- _GOAL_:
What is the number of lines containing the string "name"? Answer with the number only.

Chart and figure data
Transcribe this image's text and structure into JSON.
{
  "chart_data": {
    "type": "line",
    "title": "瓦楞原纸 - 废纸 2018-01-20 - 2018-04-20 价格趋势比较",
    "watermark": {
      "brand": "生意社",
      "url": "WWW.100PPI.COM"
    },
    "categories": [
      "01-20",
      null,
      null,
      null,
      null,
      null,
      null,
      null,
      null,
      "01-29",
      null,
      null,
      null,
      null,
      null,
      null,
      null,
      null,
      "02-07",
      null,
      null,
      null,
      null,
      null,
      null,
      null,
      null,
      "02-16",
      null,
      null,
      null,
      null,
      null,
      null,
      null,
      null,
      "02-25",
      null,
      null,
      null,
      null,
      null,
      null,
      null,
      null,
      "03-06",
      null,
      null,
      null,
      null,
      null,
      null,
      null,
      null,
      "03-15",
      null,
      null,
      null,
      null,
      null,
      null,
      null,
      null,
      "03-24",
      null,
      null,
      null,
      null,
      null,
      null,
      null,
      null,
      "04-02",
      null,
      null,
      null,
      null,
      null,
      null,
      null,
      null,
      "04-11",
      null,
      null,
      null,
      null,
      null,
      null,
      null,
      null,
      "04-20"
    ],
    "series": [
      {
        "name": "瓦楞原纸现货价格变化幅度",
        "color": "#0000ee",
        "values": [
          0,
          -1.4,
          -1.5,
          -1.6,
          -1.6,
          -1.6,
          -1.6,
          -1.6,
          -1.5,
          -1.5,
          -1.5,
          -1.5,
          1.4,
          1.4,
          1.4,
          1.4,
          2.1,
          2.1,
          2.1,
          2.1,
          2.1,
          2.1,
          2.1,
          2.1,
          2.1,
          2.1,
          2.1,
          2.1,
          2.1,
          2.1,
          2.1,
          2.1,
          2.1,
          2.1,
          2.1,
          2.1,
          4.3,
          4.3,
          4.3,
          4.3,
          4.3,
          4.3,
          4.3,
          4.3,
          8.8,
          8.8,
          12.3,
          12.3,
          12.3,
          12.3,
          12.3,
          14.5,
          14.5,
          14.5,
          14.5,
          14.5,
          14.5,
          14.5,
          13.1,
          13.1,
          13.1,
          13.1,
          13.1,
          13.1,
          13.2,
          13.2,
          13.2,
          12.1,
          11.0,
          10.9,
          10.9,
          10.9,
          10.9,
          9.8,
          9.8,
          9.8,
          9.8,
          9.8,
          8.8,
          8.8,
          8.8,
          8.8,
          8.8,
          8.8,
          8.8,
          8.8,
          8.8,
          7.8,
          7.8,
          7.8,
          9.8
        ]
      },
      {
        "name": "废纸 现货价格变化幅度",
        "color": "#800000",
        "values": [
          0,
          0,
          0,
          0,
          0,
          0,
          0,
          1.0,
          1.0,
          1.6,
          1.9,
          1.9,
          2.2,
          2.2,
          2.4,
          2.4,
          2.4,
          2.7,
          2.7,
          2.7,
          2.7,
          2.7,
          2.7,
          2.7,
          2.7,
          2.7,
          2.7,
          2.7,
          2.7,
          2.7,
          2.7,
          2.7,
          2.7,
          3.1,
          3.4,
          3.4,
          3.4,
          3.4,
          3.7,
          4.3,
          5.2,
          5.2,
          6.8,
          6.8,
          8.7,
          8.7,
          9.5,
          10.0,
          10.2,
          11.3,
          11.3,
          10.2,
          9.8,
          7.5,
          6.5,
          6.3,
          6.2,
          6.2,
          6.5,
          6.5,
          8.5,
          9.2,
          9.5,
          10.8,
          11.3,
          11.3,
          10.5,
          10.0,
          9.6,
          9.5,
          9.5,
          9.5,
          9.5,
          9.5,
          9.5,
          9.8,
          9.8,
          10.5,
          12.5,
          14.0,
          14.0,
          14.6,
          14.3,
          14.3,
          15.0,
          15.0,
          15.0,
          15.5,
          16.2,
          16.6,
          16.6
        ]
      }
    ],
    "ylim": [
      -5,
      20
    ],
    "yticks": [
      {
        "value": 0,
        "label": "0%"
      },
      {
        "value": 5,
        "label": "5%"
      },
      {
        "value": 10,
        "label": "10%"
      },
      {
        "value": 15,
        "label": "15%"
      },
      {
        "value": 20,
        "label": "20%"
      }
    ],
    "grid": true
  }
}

- _WRITTEN SOLUTION_:
2